Data entries
start
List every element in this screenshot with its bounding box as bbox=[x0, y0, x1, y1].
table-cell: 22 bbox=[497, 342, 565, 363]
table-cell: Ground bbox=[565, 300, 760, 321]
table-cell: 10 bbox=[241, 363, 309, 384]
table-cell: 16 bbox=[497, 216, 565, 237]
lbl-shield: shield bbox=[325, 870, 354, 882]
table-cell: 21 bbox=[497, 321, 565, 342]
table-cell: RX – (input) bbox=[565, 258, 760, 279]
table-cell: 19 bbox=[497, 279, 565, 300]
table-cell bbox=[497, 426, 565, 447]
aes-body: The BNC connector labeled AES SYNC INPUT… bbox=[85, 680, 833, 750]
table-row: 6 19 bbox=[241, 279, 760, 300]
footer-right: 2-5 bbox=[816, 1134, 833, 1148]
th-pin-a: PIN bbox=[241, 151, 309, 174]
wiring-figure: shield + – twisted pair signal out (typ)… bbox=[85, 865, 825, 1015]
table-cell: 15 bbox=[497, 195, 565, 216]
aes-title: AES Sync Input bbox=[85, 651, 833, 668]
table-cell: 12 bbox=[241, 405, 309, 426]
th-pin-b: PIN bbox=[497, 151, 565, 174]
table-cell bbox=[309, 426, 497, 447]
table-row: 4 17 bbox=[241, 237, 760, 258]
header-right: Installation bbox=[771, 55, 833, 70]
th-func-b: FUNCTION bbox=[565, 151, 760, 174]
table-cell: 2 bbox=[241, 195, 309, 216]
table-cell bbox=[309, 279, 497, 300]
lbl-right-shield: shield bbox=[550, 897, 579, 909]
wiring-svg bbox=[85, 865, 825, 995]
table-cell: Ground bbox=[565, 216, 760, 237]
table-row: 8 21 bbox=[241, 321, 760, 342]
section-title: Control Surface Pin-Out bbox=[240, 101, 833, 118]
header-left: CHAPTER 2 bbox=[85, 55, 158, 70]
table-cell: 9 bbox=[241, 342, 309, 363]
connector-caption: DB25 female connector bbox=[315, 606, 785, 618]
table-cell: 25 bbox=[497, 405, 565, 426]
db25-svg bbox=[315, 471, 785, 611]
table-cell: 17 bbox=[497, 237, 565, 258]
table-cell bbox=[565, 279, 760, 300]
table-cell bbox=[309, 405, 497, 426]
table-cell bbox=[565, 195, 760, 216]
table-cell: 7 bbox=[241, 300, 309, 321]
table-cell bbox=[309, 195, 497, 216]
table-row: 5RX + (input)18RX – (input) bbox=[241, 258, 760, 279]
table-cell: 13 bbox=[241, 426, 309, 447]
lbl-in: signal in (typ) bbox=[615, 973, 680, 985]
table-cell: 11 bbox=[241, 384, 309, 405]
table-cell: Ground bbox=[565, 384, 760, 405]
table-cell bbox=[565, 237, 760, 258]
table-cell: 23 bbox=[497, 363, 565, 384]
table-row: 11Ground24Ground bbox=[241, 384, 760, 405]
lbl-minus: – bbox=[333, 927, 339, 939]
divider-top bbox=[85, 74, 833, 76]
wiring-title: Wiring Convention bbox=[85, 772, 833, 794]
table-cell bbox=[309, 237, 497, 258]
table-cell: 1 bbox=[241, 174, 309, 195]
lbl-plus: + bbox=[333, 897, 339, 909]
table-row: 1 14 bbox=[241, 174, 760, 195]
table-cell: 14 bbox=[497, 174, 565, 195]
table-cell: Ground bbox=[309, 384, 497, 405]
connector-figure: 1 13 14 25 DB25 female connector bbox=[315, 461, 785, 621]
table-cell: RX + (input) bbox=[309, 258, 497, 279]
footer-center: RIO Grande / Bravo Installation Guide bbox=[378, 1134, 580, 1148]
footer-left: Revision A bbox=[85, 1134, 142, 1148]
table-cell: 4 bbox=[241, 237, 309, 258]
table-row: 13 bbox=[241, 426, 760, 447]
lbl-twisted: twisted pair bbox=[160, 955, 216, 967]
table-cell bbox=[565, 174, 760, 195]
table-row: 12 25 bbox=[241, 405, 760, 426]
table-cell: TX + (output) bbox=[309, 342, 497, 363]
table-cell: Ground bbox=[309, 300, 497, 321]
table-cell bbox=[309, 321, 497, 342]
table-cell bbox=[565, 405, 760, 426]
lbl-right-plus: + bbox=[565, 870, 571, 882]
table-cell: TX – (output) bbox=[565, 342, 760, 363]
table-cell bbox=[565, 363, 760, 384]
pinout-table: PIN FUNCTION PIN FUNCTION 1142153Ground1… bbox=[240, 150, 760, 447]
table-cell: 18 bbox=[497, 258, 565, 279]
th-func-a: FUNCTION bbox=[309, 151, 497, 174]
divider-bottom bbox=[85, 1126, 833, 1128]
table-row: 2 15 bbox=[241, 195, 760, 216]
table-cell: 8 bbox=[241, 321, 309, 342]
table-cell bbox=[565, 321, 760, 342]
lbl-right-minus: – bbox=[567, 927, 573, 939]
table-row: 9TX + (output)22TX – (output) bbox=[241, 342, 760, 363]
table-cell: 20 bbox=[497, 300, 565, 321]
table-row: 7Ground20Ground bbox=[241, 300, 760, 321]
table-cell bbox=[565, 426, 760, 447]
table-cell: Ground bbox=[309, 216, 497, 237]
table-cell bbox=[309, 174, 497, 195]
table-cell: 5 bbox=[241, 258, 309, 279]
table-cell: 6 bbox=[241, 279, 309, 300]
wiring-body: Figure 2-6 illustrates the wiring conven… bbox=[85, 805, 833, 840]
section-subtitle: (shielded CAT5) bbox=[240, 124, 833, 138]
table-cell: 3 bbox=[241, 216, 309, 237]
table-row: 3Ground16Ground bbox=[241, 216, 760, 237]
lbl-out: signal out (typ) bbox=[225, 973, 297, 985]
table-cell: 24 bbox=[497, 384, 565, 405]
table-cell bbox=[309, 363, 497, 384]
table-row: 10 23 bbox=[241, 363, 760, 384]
end
What to produce
Copy the lines of the listing above exactly, from its first line through the line containing "lbl-shield: shield bbox=[325, 870, 354, 882]", with both ends included.

Result for this exercise
List every element in this screenshot with its bounding box as bbox=[x0, y0, x1, y1].
table-cell: 22 bbox=[497, 342, 565, 363]
table-cell: Ground bbox=[565, 300, 760, 321]
table-cell: 10 bbox=[241, 363, 309, 384]
table-cell: 16 bbox=[497, 216, 565, 237]
lbl-shield: shield bbox=[325, 870, 354, 882]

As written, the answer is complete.